:: Stated problem ::
Print all of the entries exactly, minus the pictures.

Records contained in a dataset

□ □ □

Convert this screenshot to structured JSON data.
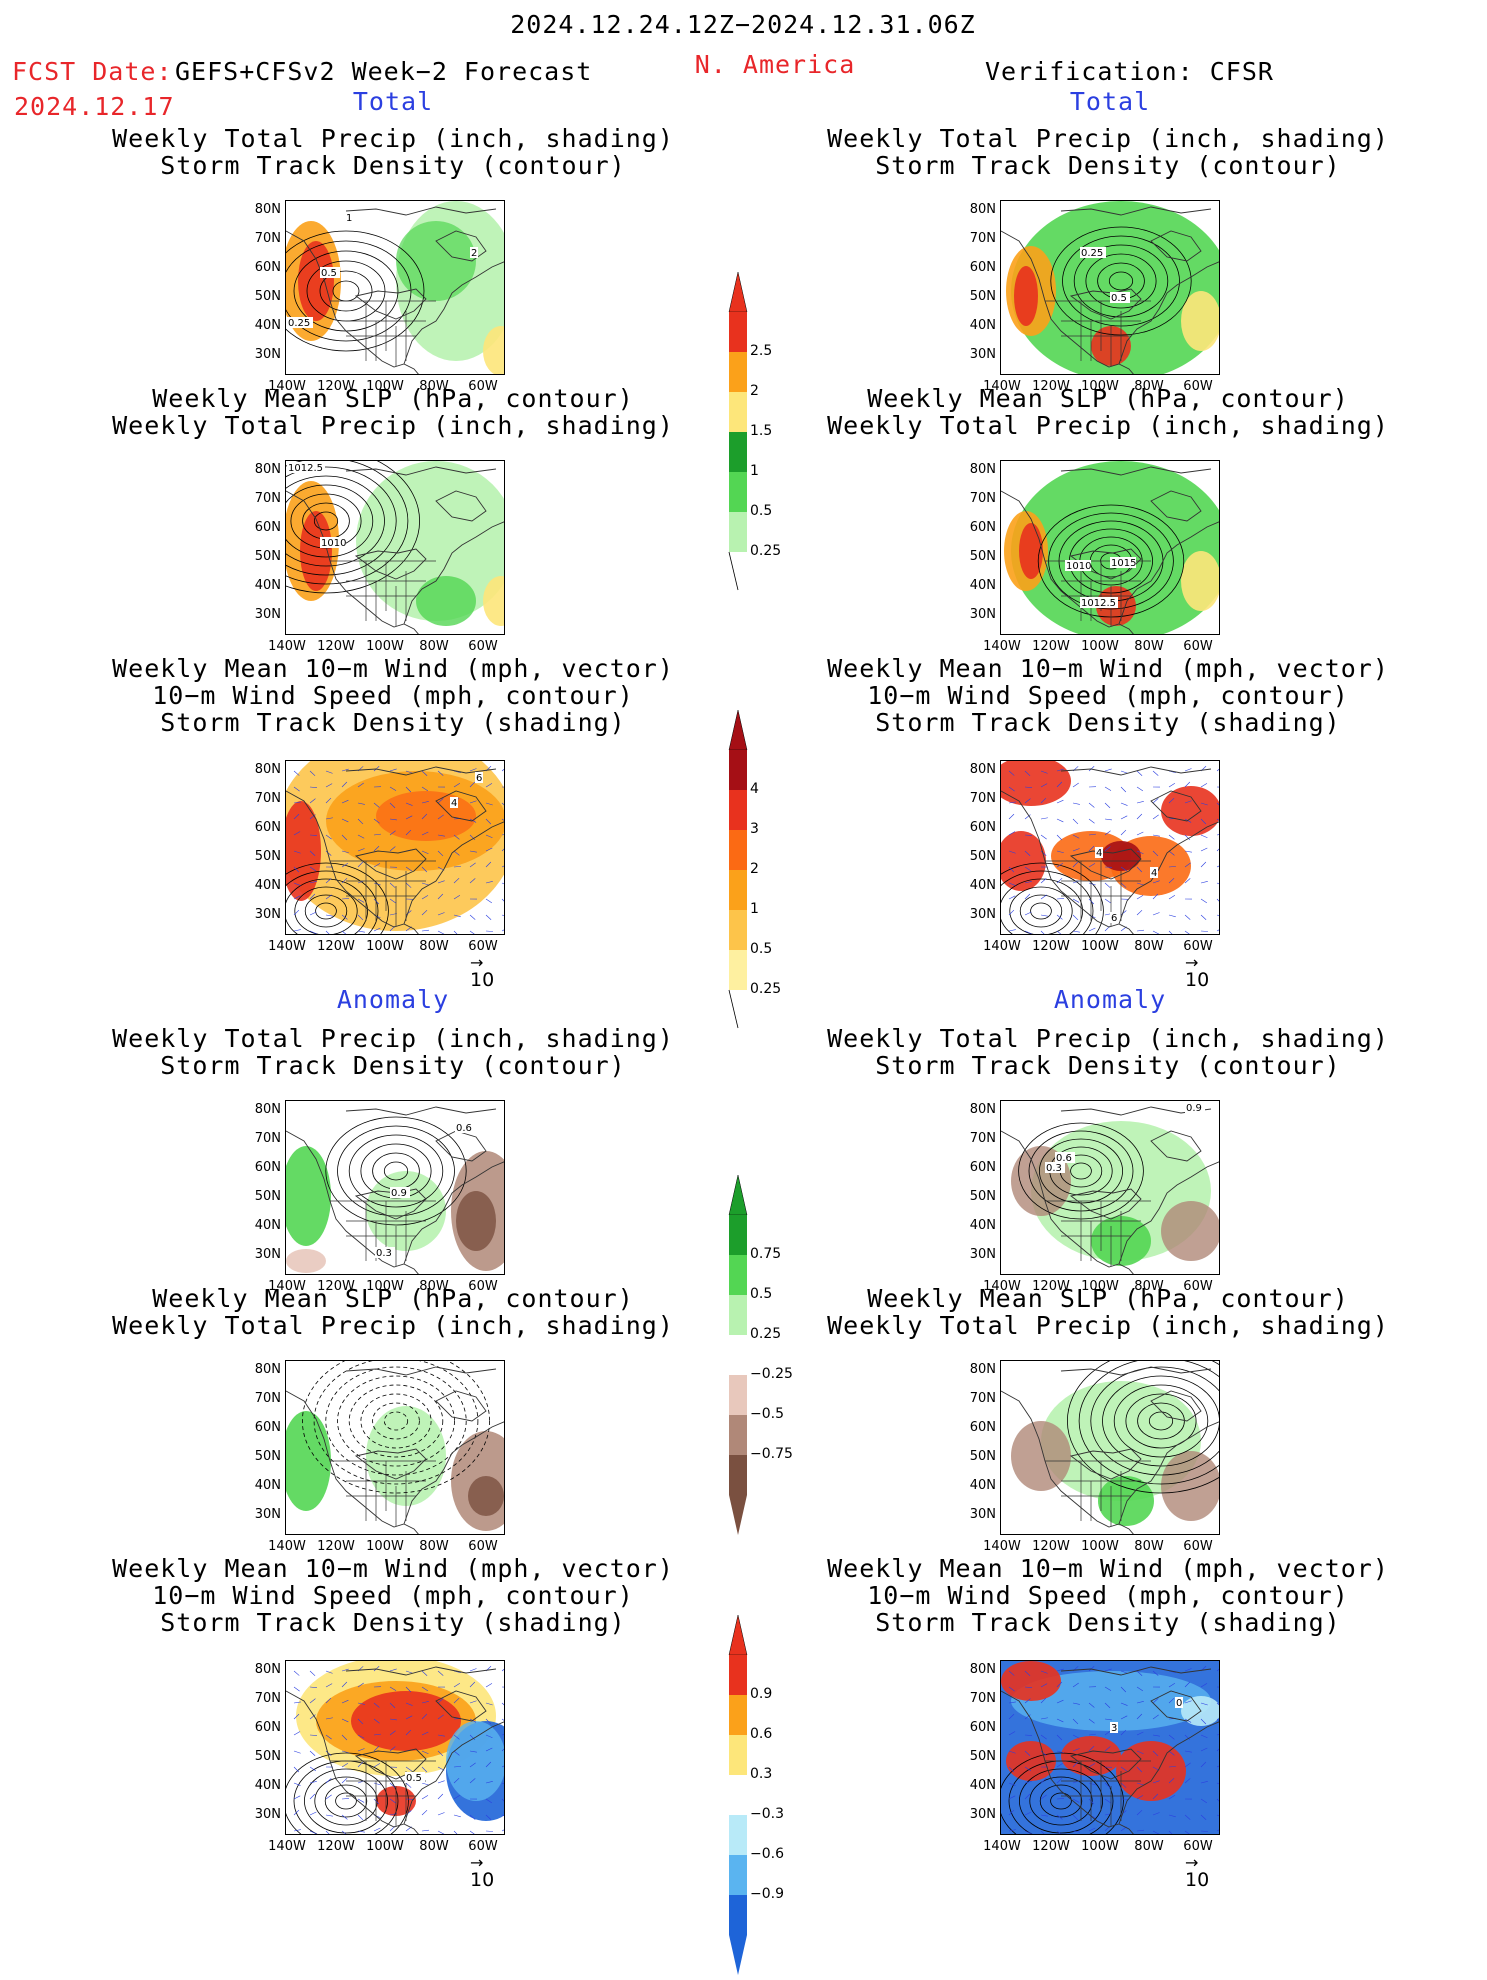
{
  "header": {
    "period": "2024.12.24.12Z−2024.12.31.06Z",
    "fcst_date_label": "FCST Date:",
    "fcst_date": "2024.12.17",
    "forecast_name": "GEFS+CFSv2 Week−2 Forecast",
    "region": "N. America",
    "verification": "Verification: CFSR"
  },
  "section_labels": {
    "total": "Total",
    "anomaly": "Anomaly"
  },
  "axes": {
    "lat_labels": [
      "80N",
      "70N",
      "60N",
      "50N",
      "40N",
      "30N"
    ],
    "lon_labels": [
      "140W",
      "120W",
      "100W",
      "80W",
      "60W"
    ],
    "vector_ref": "10"
  },
  "panel_titles": {
    "precip_storm": [
      "Weekly Total Precip (inch, shading)",
      "Storm Track Density (contour)"
    ],
    "slp_precip": [
      "Weekly Mean SLP (hPa, contour)",
      "Weekly Total Precip (inch, shading)"
    ],
    "wind_storm": [
      "Weekly Mean 10−m Wind (mph, vector)",
      "10−m Wind Speed (mph, contour)",
      "Storm Track Density (shading)"
    ]
  },
  "contour_labels": {
    "fc_total_precip": [
      "0.5",
      "0.25",
      "1",
      "2"
    ],
    "obs_total_precip": [
      "0.25",
      "0.5"
    ],
    "fc_total_slp": [
      "1012.5",
      "1010"
    ],
    "obs_total_slp": [
      "1010",
      "1015",
      "1012.5"
    ],
    "fc_total_wind": [
      "4",
      "6"
    ],
    "obs_total_wind": [
      "4",
      "4",
      "6"
    ],
    "fc_anom_precip": [
      "0.6",
      "0.9",
      "0.3"
    ],
    "obs_anom_precip": [
      "0.9",
      "0.6",
      "0.3"
    ],
    "fc_anom_wind": [
      "0.5"
    ],
    "obs_anom_wind": [
      "3",
      "0"
    ]
  },
  "colorbars": {
    "total_precip": {
      "labels": [
        "2.5",
        "2",
        "1.5",
        "1",
        "0.5",
        "0.25"
      ],
      "colors": [
        "#e8321e",
        "#fba11a",
        "#fde67a",
        "#1c9e2b",
        "#53d653",
        "#b8f2b0"
      ]
    },
    "total_storm": {
      "labels": [
        "4",
        "3",
        "2",
        "1",
        "0.5",
        "0.25"
      ],
      "colors": [
        "#a50f15",
        "#e8321e",
        "#fb6a14",
        "#fba11a",
        "#fdc44a",
        "#fef0a0"
      ]
    },
    "anom_precip": {
      "labels": [
        "0.75",
        "0.5",
        "0.25",
        "−0.25",
        "−0.5",
        "−0.75"
      ],
      "colors": [
        "#1c9e2b",
        "#53d653",
        "#b8f2b0",
        "#ffffff",
        "#e8c8bc",
        "#b08878",
        "#7a5040"
      ]
    },
    "anom_storm": {
      "labels": [
        "0.9",
        "0.6",
        "0.3",
        "−0.3",
        "−0.6",
        "−0.9"
      ],
      "colors": [
        "#e8321e",
        "#fba11a",
        "#fde67a",
        "#ffffff",
        "#b8eaf8",
        "#5ab4f0",
        "#1e64d8"
      ]
    }
  }
}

□ □ □

:: Result ::
Convert this screenshot to structured JSON data.
{
  "header": {
    "period": "2024.12.24.12Z−2024.12.31.06Z",
    "fcst_date_label": "FCST Date:",
    "fcst_date": "2024.12.17",
    "forecast_name": "GEFS+CFSv2 Week−2 Forecast",
    "region": "N. America",
    "verification": "Verification: CFSR"
  },
  "section_labels": {
    "total": "Total",
    "anomaly": "Anomaly"
  },
  "axes": {
    "lat_labels": [
      "80N",
      "70N",
      "60N",
      "50N",
      "40N",
      "30N"
    ],
    "lon_labels": [
      "140W",
      "120W",
      "100W",
      "80W",
      "60W"
    ],
    "vector_ref": "10"
  },
  "panel_titles": {
    "precip_storm": [
      "Weekly Total Precip (inch, shading)",
      "Storm Track Density (contour)"
    ],
    "slp_precip": [
      "Weekly Mean SLP (hPa, contour)",
      "Weekly Total Precip (inch, shading)"
    ],
    "wind_storm": [
      "Weekly Mean 10−m Wind (mph, vector)",
      "10−m Wind Speed (mph, contour)",
      "Storm Track Density (shading)"
    ]
  },
  "contour_labels": {
    "fc_total_precip": [
      "0.5",
      "0.25",
      "1",
      "2"
    ],
    "obs_total_precip": [
      "0.25",
      "0.5"
    ],
    "fc_total_slp": [
      "1012.5",
      "1010"
    ],
    "obs_total_slp": [
      "1010",
      "1015",
      "1012.5"
    ],
    "fc_total_wind": [
      "4",
      "6"
    ],
    "obs_total_wind": [
      "4",
      "4",
      "6"
    ],
    "fc_anom_precip": [
      "0.6",
      "0.9",
      "0.3"
    ],
    "obs_anom_precip": [
      "0.9",
      "0.6",
      "0.3"
    ],
    "fc_anom_wind": [
      "0.5"
    ],
    "obs_anom_wind": [
      "3",
      "0"
    ]
  },
  "colorbars": {
    "total_precip": {
      "labels": [
        "2.5",
        "2",
        "1.5",
        "1",
        "0.5",
        "0.25"
      ],
      "colors": [
        "#e8321e",
        "#fba11a",
        "#fde67a",
        "#1c9e2b",
        "#53d653",
        "#b8f2b0"
      ]
    },
    "total_storm": {
      "labels": [
        "4",
        "3",
        "2",
        "1",
        "0.5",
        "0.25"
      ],
      "colors": [
        "#a50f15",
        "#e8321e",
        "#fb6a14",
        "#fba11a",
        "#fdc44a",
        "#fef0a0"
      ]
    },
    "anom_precip": {
      "labels": [
        "0.75",
        "0.5",
        "0.25",
        "−0.25",
        "−0.5",
        "−0.75"
      ],
      "colors": [
        "#1c9e2b",
        "#53d653",
        "#b8f2b0",
        "#ffffff",
        "#e8c8bc",
        "#b08878",
        "#7a5040"
      ]
    },
    "anom_storm": {
      "labels": [
        "0.9",
        "0.6",
        "0.3",
        "−0.3",
        "−0.6",
        "−0.9"
      ],
      "colors": [
        "#e8321e",
        "#fba11a",
        "#fde67a",
        "#ffffff",
        "#b8eaf8",
        "#5ab4f0",
        "#1e64d8"
      ]
    }
  }
}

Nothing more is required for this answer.